GIVEN TASK => Every line that contains the word "this" should be copied.
:: EXTRACTED RECORDS
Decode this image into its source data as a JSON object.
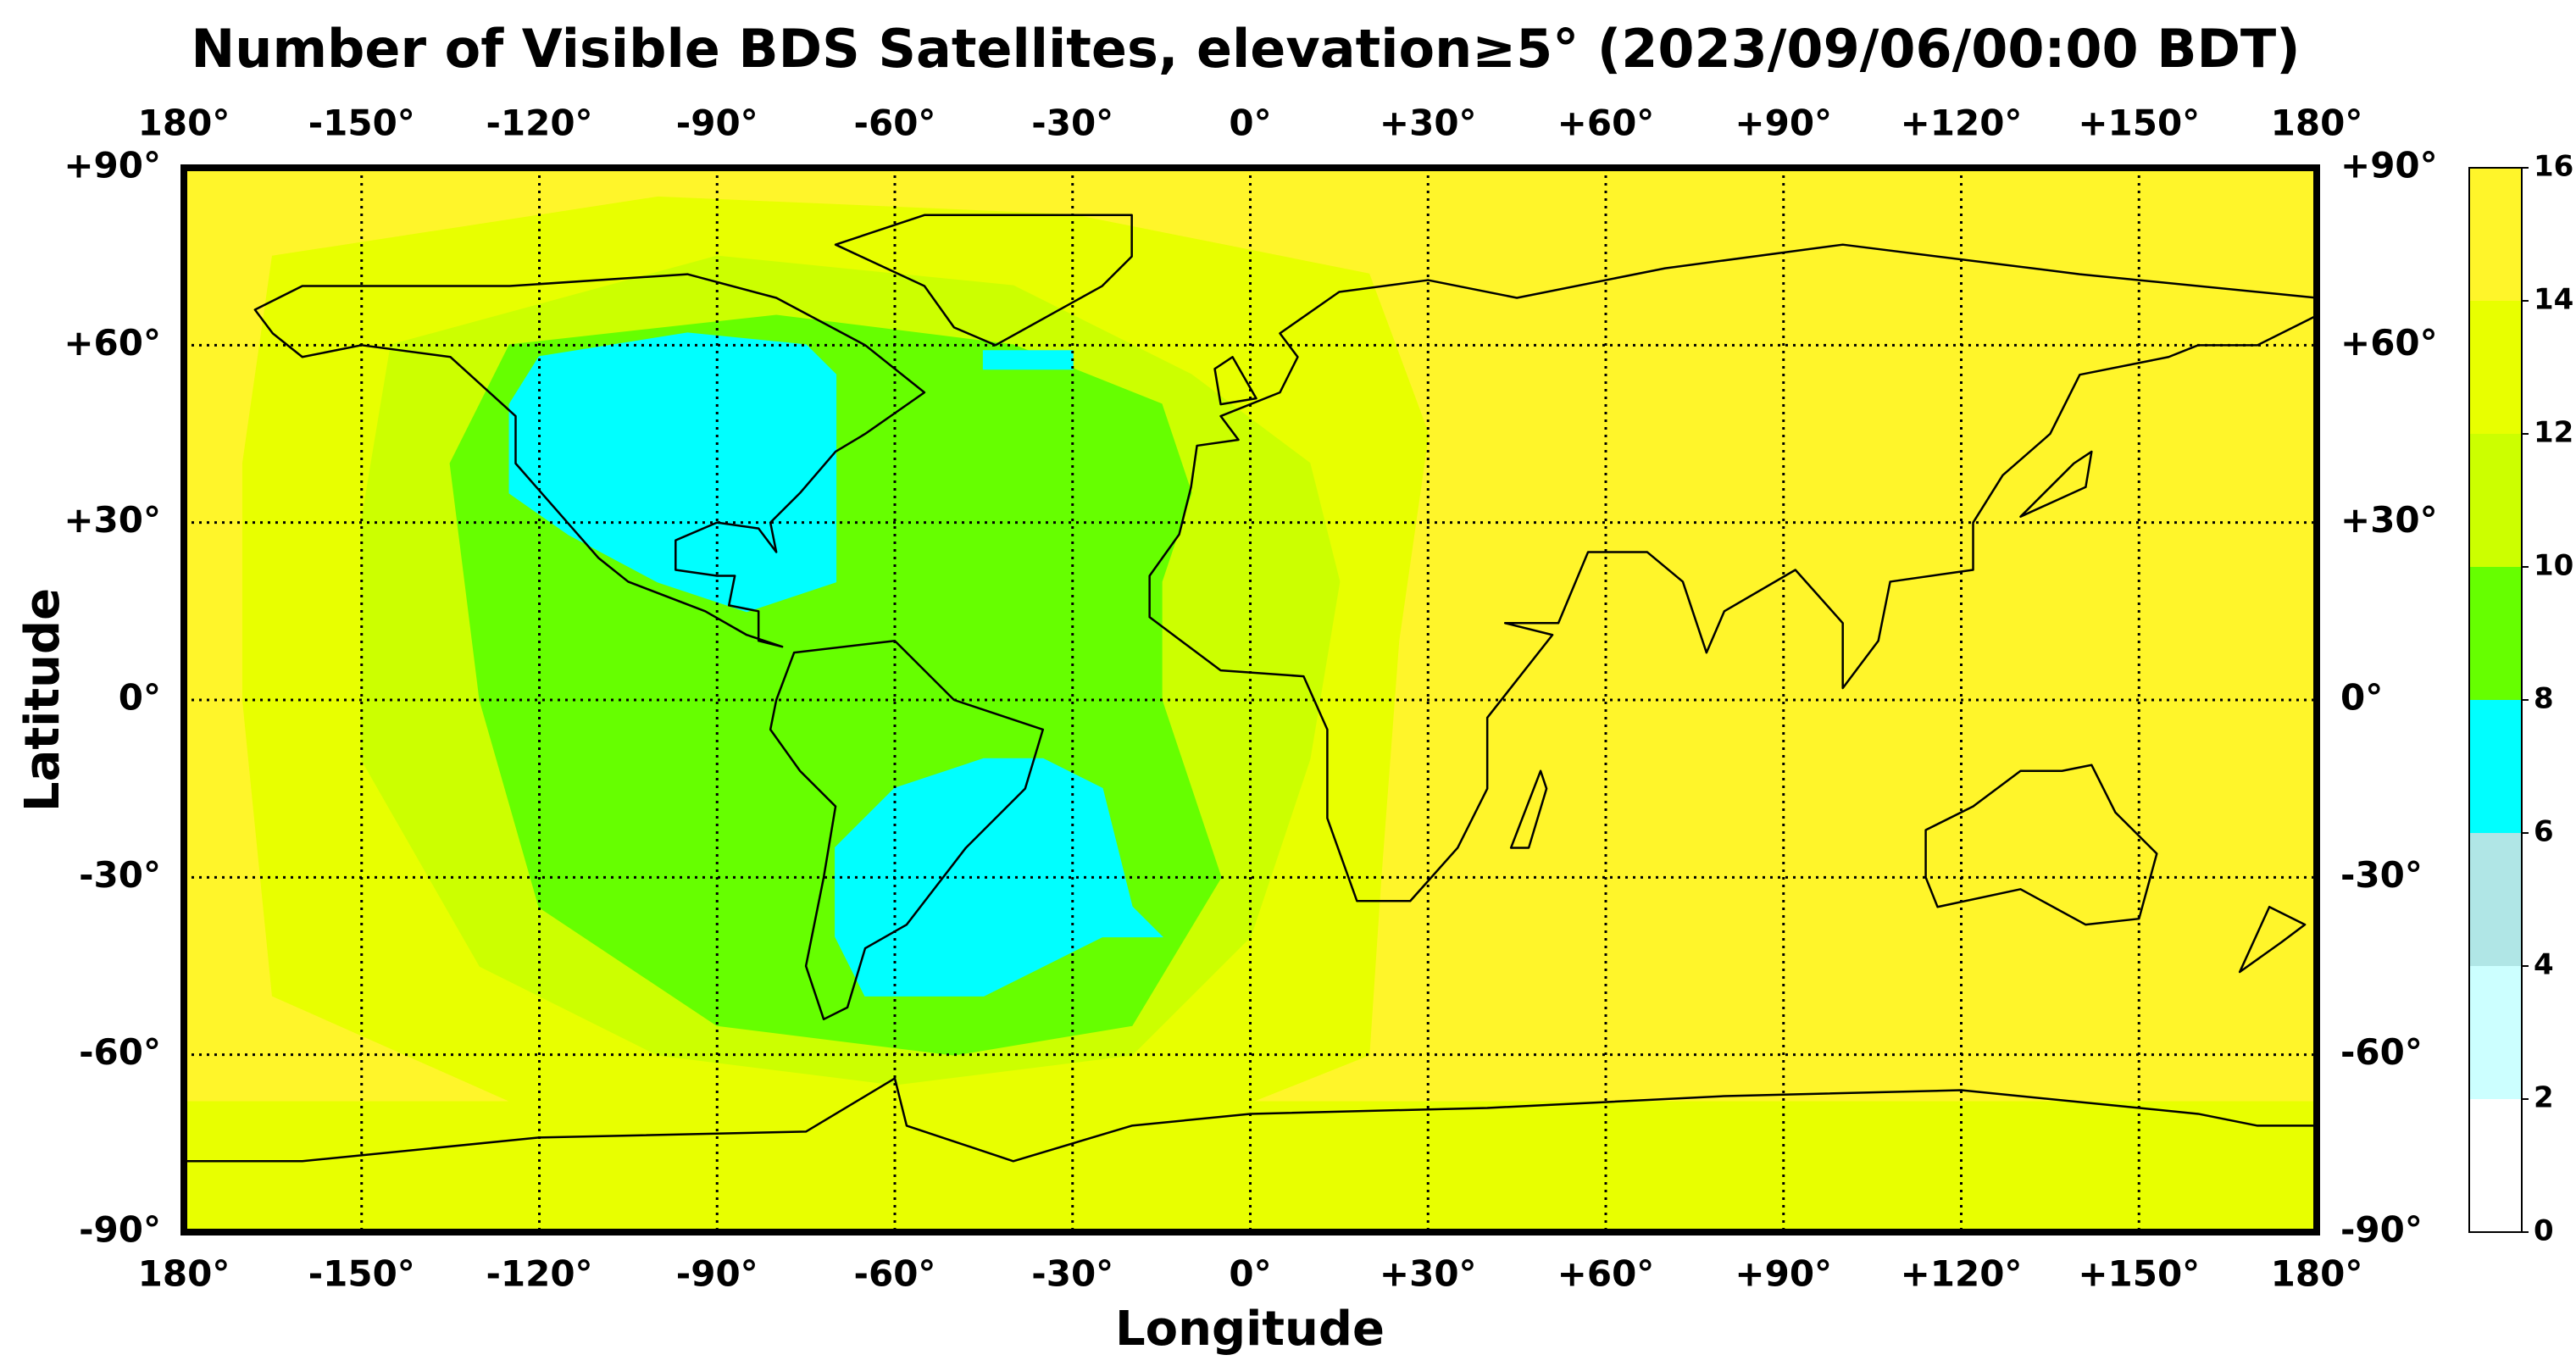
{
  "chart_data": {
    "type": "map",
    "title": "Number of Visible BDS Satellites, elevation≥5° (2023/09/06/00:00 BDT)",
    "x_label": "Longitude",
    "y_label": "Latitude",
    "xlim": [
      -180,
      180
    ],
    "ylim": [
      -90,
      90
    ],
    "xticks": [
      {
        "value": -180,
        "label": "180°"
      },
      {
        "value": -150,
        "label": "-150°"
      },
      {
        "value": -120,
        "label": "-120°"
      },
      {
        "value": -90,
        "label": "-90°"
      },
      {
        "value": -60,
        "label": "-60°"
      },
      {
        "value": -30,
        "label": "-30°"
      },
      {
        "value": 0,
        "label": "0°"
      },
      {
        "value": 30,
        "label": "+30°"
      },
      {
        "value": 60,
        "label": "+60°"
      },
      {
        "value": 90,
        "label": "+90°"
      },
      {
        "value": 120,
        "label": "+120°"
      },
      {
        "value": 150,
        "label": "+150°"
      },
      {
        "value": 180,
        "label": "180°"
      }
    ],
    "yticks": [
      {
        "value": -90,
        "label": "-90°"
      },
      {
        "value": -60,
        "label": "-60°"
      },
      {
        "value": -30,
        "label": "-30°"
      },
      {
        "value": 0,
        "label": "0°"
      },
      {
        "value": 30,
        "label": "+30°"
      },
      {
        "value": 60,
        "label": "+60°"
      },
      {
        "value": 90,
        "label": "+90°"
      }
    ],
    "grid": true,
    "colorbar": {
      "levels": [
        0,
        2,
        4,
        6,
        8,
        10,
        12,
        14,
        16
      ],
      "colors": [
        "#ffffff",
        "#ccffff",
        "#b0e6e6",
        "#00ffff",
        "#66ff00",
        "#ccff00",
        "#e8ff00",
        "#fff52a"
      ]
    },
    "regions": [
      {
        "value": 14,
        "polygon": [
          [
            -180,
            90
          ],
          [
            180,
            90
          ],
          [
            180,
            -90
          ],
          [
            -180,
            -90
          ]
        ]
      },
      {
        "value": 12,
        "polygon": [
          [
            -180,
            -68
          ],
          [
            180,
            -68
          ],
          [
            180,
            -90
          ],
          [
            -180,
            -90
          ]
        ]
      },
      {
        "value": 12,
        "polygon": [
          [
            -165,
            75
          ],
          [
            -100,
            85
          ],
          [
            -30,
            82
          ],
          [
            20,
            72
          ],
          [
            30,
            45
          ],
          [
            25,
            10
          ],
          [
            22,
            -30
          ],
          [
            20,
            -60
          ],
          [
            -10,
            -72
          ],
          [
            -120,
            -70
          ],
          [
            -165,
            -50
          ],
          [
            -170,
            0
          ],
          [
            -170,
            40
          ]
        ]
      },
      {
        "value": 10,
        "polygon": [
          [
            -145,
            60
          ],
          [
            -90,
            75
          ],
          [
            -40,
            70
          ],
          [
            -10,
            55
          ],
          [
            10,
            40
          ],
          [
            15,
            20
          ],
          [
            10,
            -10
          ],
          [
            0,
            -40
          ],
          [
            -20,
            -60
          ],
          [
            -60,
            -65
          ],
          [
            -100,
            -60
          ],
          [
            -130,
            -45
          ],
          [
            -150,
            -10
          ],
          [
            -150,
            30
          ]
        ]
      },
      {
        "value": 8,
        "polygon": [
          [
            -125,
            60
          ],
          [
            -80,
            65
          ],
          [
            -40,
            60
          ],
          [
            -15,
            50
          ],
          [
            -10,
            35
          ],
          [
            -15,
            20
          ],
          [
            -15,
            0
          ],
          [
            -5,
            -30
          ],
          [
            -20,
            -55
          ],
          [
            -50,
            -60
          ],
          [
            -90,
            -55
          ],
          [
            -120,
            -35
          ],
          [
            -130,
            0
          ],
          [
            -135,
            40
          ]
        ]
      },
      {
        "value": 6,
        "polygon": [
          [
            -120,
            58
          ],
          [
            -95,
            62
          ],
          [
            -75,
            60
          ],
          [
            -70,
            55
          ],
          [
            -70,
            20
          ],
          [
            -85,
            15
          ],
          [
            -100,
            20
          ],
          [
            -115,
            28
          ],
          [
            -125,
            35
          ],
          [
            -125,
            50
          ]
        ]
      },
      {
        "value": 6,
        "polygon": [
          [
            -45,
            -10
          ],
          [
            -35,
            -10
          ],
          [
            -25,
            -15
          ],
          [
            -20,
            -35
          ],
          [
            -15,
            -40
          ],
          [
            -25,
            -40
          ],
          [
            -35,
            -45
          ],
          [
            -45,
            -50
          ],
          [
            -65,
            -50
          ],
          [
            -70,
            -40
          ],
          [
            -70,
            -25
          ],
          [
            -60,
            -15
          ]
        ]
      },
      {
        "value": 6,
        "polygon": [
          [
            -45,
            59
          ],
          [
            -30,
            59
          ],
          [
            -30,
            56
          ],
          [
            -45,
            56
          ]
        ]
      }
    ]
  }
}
::::
:: EXTRACTED RECORDS
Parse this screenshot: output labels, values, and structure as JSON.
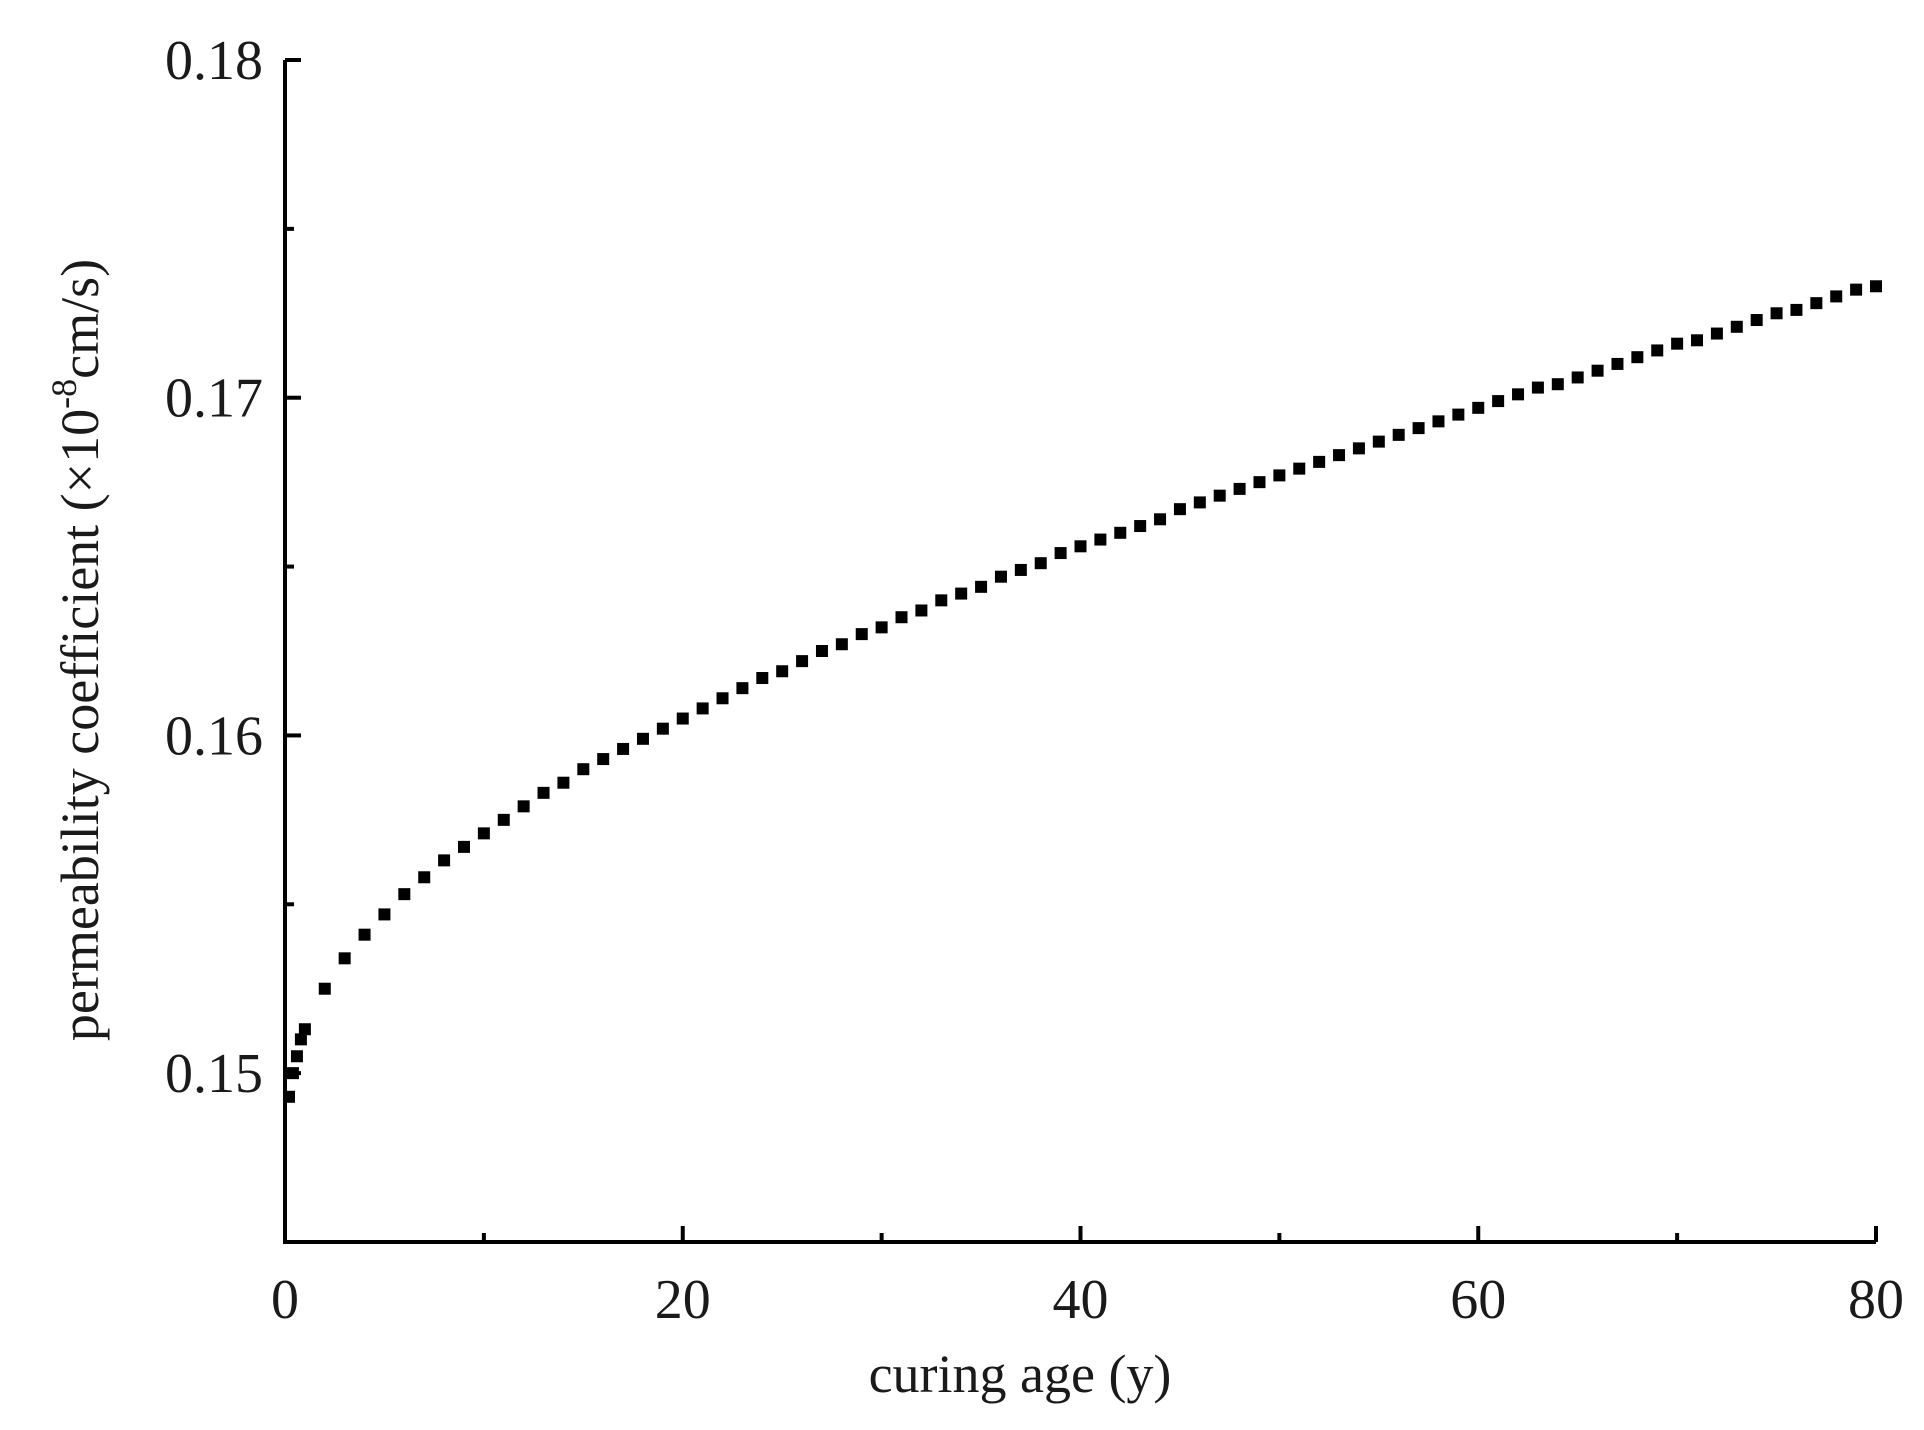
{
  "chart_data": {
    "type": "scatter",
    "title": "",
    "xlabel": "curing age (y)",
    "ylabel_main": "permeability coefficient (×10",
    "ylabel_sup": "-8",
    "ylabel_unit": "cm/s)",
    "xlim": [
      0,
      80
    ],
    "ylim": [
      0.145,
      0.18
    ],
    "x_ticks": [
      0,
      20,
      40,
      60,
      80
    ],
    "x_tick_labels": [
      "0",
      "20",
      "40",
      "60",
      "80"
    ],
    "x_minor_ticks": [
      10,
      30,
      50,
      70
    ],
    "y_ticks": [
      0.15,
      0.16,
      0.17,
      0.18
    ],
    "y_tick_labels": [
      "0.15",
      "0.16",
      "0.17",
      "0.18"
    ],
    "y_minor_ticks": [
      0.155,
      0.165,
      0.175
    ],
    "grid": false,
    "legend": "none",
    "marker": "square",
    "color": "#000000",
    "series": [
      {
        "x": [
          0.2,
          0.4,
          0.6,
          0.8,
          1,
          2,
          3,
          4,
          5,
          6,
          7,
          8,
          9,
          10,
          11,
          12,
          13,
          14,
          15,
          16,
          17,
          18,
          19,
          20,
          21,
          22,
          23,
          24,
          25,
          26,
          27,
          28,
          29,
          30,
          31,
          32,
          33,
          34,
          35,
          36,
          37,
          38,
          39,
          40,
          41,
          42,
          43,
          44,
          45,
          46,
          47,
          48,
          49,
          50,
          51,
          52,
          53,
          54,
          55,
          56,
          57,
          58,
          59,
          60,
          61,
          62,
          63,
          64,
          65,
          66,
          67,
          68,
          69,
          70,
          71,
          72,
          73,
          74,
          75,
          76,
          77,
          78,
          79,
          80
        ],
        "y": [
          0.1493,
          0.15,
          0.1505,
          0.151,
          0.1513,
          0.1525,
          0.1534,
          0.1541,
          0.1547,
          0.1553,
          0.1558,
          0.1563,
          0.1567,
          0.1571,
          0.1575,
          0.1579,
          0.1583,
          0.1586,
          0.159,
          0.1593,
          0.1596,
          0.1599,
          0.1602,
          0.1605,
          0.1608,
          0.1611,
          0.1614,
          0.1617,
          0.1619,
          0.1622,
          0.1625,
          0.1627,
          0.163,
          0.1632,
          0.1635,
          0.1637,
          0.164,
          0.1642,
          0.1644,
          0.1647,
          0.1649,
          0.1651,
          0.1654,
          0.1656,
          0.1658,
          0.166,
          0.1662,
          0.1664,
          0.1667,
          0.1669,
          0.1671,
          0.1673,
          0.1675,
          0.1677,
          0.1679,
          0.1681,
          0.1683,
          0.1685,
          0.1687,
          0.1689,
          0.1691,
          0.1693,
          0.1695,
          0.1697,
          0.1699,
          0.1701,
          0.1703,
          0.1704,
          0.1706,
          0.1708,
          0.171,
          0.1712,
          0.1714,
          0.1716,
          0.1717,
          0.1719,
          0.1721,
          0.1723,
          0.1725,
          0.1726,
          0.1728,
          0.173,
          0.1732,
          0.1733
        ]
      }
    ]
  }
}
::::
WORKED SOLUTION =>
Decode this image into its source data as a JSON object.
Parse this screenshot: output labels, values, and structure as JSON.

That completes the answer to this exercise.